:: REQUIREMENT ::
Copy all the material that follows, keeping every character the same.

Records that describe figures:
§
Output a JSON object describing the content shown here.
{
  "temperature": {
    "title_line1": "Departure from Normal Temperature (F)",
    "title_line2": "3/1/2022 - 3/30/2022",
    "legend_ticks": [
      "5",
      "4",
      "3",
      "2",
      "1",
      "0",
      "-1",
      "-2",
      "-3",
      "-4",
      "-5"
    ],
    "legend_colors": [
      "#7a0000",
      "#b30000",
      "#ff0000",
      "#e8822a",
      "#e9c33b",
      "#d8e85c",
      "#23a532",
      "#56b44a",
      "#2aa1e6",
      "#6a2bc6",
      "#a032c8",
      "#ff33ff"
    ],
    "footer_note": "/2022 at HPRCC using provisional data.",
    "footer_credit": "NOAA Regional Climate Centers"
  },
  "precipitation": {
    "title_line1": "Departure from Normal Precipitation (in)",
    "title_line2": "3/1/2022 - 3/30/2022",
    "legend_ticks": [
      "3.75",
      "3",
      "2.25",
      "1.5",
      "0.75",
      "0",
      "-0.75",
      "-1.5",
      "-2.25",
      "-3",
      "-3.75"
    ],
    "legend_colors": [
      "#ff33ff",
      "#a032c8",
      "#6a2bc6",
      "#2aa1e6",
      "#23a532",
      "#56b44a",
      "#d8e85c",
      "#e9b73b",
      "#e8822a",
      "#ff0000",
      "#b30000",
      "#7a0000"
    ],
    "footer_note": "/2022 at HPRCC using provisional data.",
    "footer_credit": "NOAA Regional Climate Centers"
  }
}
§
:: WRITTEN SOLUTION ::
Output a JSON object describing the content shown here.
{
  "temperature": {
    "title_line1": "Departure from Normal Temperature (F)",
    "title_line2": "3/1/2022 - 3/30/2022",
    "legend_ticks": [
      "5",
      "4",
      "3",
      "2",
      "1",
      "0",
      "-1",
      "-2",
      "-3",
      "-4",
      "-5"
    ],
    "legend_colors": [
      "#7a0000",
      "#b30000",
      "#ff0000",
      "#e8822a",
      "#e9c33b",
      "#d8e85c",
      "#23a532",
      "#56b44a",
      "#2aa1e6",
      "#6a2bc6",
      "#a032c8",
      "#ff33ff"
    ],
    "footer_note": "/2022 at HPRCC using provisional data.",
    "footer_credit": "NOAA Regional Climate Centers"
  },
  "precipitation": {
    "title_line1": "Departure from Normal Precipitation (in)",
    "title_line2": "3/1/2022 - 3/30/2022",
    "legend_ticks": [
      "3.75",
      "3",
      "2.25",
      "1.5",
      "0.75",
      "0",
      "-0.75",
      "-1.5",
      "-2.25",
      "-3",
      "-3.75"
    ],
    "legend_colors": [
      "#ff33ff",
      "#a032c8",
      "#6a2bc6",
      "#2aa1e6",
      "#23a532",
      "#56b44a",
      "#d8e85c",
      "#e9b73b",
      "#e8822a",
      "#ff0000",
      "#b30000",
      "#7a0000"
    ],
    "footer_note": "/2022 at HPRCC using provisional data.",
    "footer_credit": "NOAA Regional Climate Centers"
  }
}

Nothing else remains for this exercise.